_INSTRUCTION_.
Repeat what the lines below say, word for word, and skip every image.

------

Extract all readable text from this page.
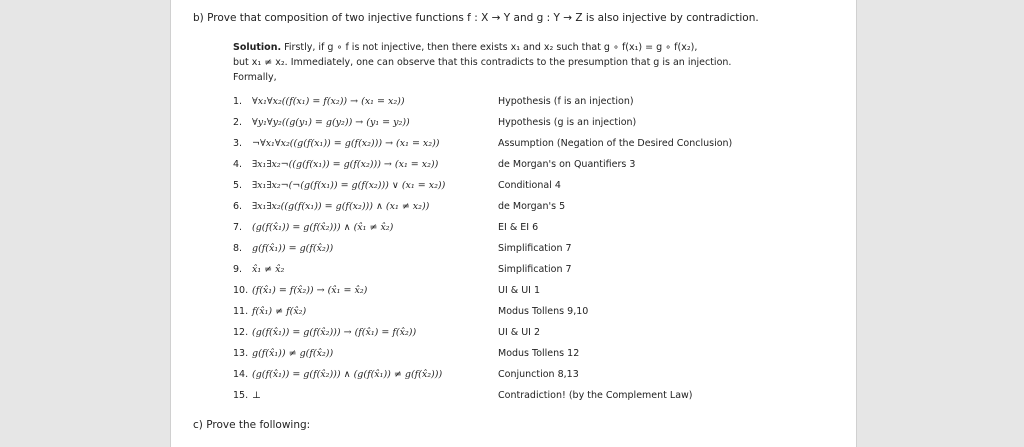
b) Prove that composition of two injective functions f : X → Y and g : Y → Z is also injective by contradiction.
Solution. Firstly, if g ∘ f is not injective, then there exists x₁ and x₂ such that g ∘ f(x₁) = g ∘ f(x₂),
but x₁ ≠ x₂. Immediately, one can observe that this contradicts to the presumption that g is an injection.
Formally,
1.	∀x₁∀x₂((f(x₁) = f(x₂)) → (x₁ = x₂))	Hypothesis (f is an injection)
2.	∀y₁∀y₂((g(y₁) = g(y₂)) → (y₁ = y₂))	Hypothesis (g is an injection)
3.	¬∀x₁∀x₂((g(f(x₁)) = g(f(x₂))) → (x₁ = x₂))	Assumption (Negation of the Desired Conclusion)
4.	∃x₁∃x₂¬((g(f(x₁)) = g(f(x₂))) → (x₁ = x₂))	de Morgan's on Quantifiers 3
5.	∃x₁∃x₂¬(¬(g(f(x₁)) = g(f(x₂))) ∨ (x₁ = x₂))	Conditional 4
6.	∃x₁∃x₂((g(f(x₁)) = g(f(x₂))) ∧ (x₁ ≠ x₂))	de Morgan's 5
7.	(g(f(x̂₁)) = g(f(x̂₂))) ∧ (x̂₁ ≠ x̂₂)	EI & EI 6
8.	g(f(x̂₁)) = g(f(x̂₂))	Simplification 7
9.	x̂₁ ≠ x̂₂	Simplification 7
10. (f(x̂₁) = f(x̂₂)) → (x̂₁ = x̂₂)	UI & UI 1
11. f(x̂₁) ≠ f(x̂₂)	Modus Tollens 9,10
12. (g(f(x̂₁)) = g(f(x̂₂))) → (f(x̂₁) = f(x̂₂))	UI & UI 2
13. g(f(x̂₁)) ≠ g(f(x̂₂))	Modus Tollens 12
14. (g(f(x̂₁)) = g(f(x̂₂))) ∧ (g(f(x̂₁)) ≠ g(f(x̂₂)))	Conjunction 8,13
15. ⊥	Contradiction! (by the Complement Law)
c) Prove the following:
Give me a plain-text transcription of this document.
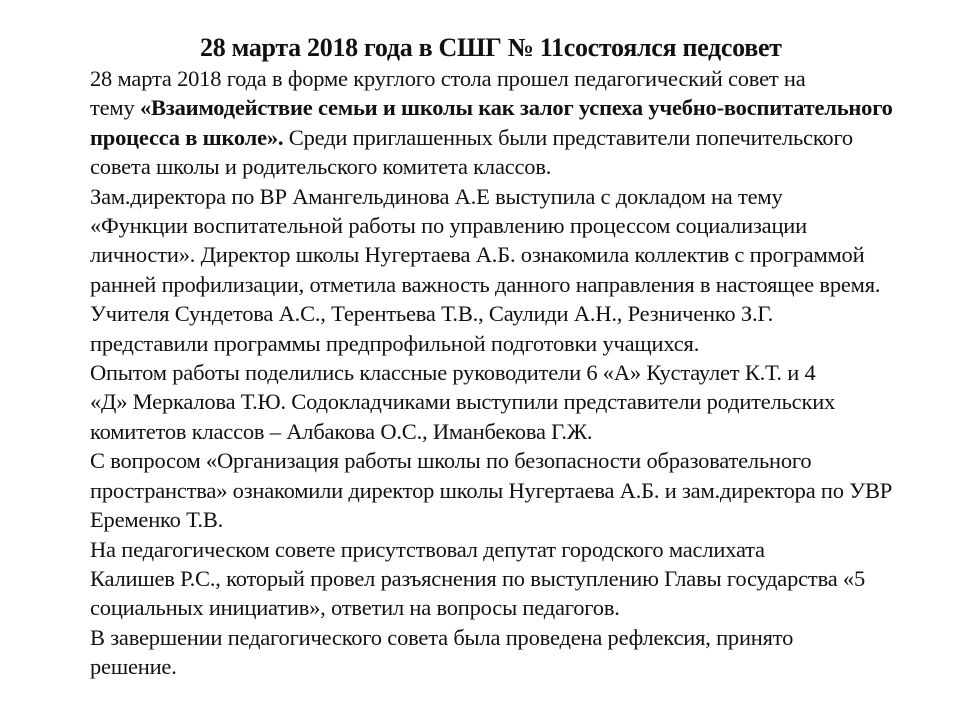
28 марта 2018 года в СШГ № 11состоялся педсовет

28 марта 2018 года в форме круглого стола прошел педагогический совет на
тему «Взаимодействие семьи и школы как залог успеха учебно-воспитательного
процесса в школе». Среди приглашенных были представители попечительского
совета школы и родительского комитета классов.

Зам.директора по ВР Амангельдинова А.Е выступила с докладом на тему
«Функции воспитательной работы по управлению процессом социализации
личности». Директор школы Нугертаева А.Б. ознакомила коллектив с программой
ранней профилизации, отметила важность данного направления в настоящее время.
Учителя Сундетова А.С., Терентьева Т.В., Саулиди А.Н., Резниченко З.Г.
представили программы предпрофильной подготовки учащихся.

Опытом работы поделились классные руководители 6 «А» Кустаулет К.Т. и 4
«Д» Меркалова Т.Ю. Содокладчиками выступили представители родительских
комитетов классов – Албакова О.С., Иманбекова Г.Ж.

С вопросом «Организация работы школы по безопасности образовательного
пространства» ознакомили директор школы Нугертаева А.Б. и зам.директора по УВР
Еременко Т.В.

На педагогическом совете присутствовал депутат городского маслихата
Калишев Р.С., который провел разъяснения по выступлению Главы государства «5
социальных инициатив», ответил на вопросы педагогов.

В завершении педагогического совета была проведена рефлексия, принято
решение.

------

_OUTPUT FOR THIS EXERCISE_.
Extract all readable text from this page.
b) Prove that composition of two injective functions f : X → Y and g : Y → Z is also injective by contradiction.
Solution. Firstly, if g ∘ f is not injective, then there exists x₁ and x₂ such that g ∘ f(x₁) = g ∘ f(x₂),
but x₁ ≠ x₂. Immediately, one can observe that this contradicts to the presumption that g is an injection.
Formally,
1.	∀x₁∀x₂((f(x₁) = f(x₂)) → (x₁ = x₂))	Hypothesis (f is an injection)
2.	∀y₁∀y₂((g(y₁) = g(y₂)) → (y₁ = y₂))	Hypothesis (g is an injection)
3.	¬∀x₁∀x₂((g(f(x₁)) = g(f(x₂))) → (x₁ = x₂))	Assumption (Negation of the Desired Conclusion)
4.	∃x₁∃x₂¬((g(f(x₁)) = g(f(x₂))) → (x₁ = x₂))	de Morgan's on Quantifiers 3
5.	∃x₁∃x₂¬(¬(g(f(x₁)) = g(f(x₂))) ∨ (x₁ = x₂))	Conditional 4
6.	∃x₁∃x₂((g(f(x₁)) = g(f(x₂))) ∧ (x₁ ≠ x₂))	de Morgan's 5
7.	(g(f(x̂₁)) = g(f(x̂₂))) ∧ (x̂₁ ≠ x̂₂)	EI & EI 6
8.	g(f(x̂₁)) = g(f(x̂₂))	Simplification 7
9.	x̂₁ ≠ x̂₂	Simplification 7
10. (f(x̂₁) = f(x̂₂)) → (x̂₁ = x̂₂)	UI & UI 1
11. f(x̂₁) ≠ f(x̂₂)	Modus Tollens 9,10
12. (g(f(x̂₁)) = g(f(x̂₂))) → (f(x̂₁) = f(x̂₂))	UI & UI 2
13. g(f(x̂₁)) ≠ g(f(x̂₂))	Modus Tollens 12
14. (g(f(x̂₁)) = g(f(x̂₂))) ∧ (g(f(x̂₁)) ≠ g(f(x̂₂)))	Conjunction 8,13
15. ⊥	Contradiction! (by the Complement Law)
c) Prove the following:
Give me a plain-text transcription of this document.
28 марта 2018 года в СШГ № 11состоялся педсовет

28 марта 2018 года в форме круглого стола прошел педагогический совет на
тему «Взаимодействие семьи и школы как залог успеха учебно-воспитательного
процесса в школе». Среди приглашенных были представители попечительского
совета школы и родительского комитета классов.

Зам.директора по ВР Амангельдинова А.Е выступила с докладом на тему
«Функции воспитательной работы по управлению процессом социализации
личности». Директор школы Нугертаева А.Б. ознакомила коллектив с программой
ранней профилизации, отметила важность данного направления в настоящее время.
Учителя Сундетова А.С., Терентьева Т.В., Саулиди А.Н., Резниченко З.Г.
представили программы предпрофильной подготовки учащихся.

Опытом работы поделились классные руководители 6 «А» Кустаулет К.Т. и 4
«Д» Меркалова Т.Ю. Содокладчиками выступили представители родительских
комитетов классов – Албакова О.С., Иманбекова Г.Ж.

С вопросом «Организация работы школы по безопасности образовательного
пространства» ознакомили директор школы Нугертаева А.Б. и зам.директора по УВР
Еременко Т.В.

На педагогическом совете присутствовал депутат городского маслихата
Калишев Р.С., который провел разъяснения по выступлению Главы государства «5
социальных инициатив», ответил на вопросы педагогов.

В завершении педагогического совета была проведена рефлексия, принято
решение.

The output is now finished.